• **Description of the task**: Render every line of the material below as a Markdown table with two columns, "Row" holding a running number and "Line" holding the line itself, and leave out any blank lines.

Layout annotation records

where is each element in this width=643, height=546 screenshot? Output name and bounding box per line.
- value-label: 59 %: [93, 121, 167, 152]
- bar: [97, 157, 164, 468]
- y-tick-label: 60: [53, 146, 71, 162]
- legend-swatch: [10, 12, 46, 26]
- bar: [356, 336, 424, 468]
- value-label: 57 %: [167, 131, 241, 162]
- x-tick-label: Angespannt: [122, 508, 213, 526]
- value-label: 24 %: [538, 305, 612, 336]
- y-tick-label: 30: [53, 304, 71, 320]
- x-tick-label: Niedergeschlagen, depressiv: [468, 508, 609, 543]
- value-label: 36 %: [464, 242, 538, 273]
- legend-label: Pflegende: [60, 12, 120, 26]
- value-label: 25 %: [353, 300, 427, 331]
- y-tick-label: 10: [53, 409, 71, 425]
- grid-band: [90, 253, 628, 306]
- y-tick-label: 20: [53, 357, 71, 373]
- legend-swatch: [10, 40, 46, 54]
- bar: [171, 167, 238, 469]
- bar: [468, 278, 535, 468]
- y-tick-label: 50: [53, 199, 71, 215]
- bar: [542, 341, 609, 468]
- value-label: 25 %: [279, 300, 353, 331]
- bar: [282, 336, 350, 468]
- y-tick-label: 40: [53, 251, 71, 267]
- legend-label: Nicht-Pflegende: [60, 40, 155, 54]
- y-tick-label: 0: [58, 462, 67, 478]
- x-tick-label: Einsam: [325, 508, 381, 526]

• **Written solution**:
| Row | Line |
|---|---|
| 1 | where is each element in this width=643, height=546 screenshot? Output name and bounding box per line. |
| 2 | - value-label: 59 %: [93, 121, 167, 152] |
| 3 | - bar: [97, 157, 164, 468] |
| 4 | - y-tick-label: 60: [53, 146, 71, 162] |
| 5 | - legend-swatch: [10, 12, 46, 26] |
| 6 | - bar: [356, 336, 424, 468] |
| 7 | - value-label: 57 %: [167, 131, 241, 162] |
| 8 | - x-tick-label: Angespannt: [122, 508, 213, 526] |
| 9 | - value-label: 24 %: [538, 305, 612, 336] |
| 10 | - y-tick-label: 30: [53, 304, 71, 320] |
| 11 | - x-tick-label: Niedergeschlagen, depressiv: [468, 508, 609, 543] |
| 12 | - value-label: 36 %: [464, 242, 538, 273] |
| 13 | - legend-label: Pflegende: [60, 12, 120, 26] |
| 14 | - value-label: 25 %: [353, 300, 427, 331] |
| 15 | - y-tick-label: 10: [53, 409, 71, 425] |
| 16 | - grid-band: [90, 253, 628, 306] |
| 17 | - y-tick-label: 20: [53, 357, 71, 373] |
| 18 | - legend-swatch: [10, 40, 46, 54] |
| 19 | - bar: [171, 167, 238, 469] |
| 20 | - bar: [468, 278, 535, 468] |
| 21 | - y-tick-label: 50: [53, 199, 71, 215] |
| 22 | - bar: [542, 341, 609, 468] |
| 23 | - value-label: 25 %: [279, 300, 353, 331] |
| 24 | - bar: [282, 336, 350, 468] |
| 25 | - y-tick-label: 40: [53, 251, 71, 267] |
| 26 | - legend-label: Nicht-Pflegende: [60, 40, 155, 54] |
| 27 | - y-tick-label: 0: [58, 462, 67, 478] |
| 28 | - x-tick-label: Einsam: [325, 508, 381, 526] |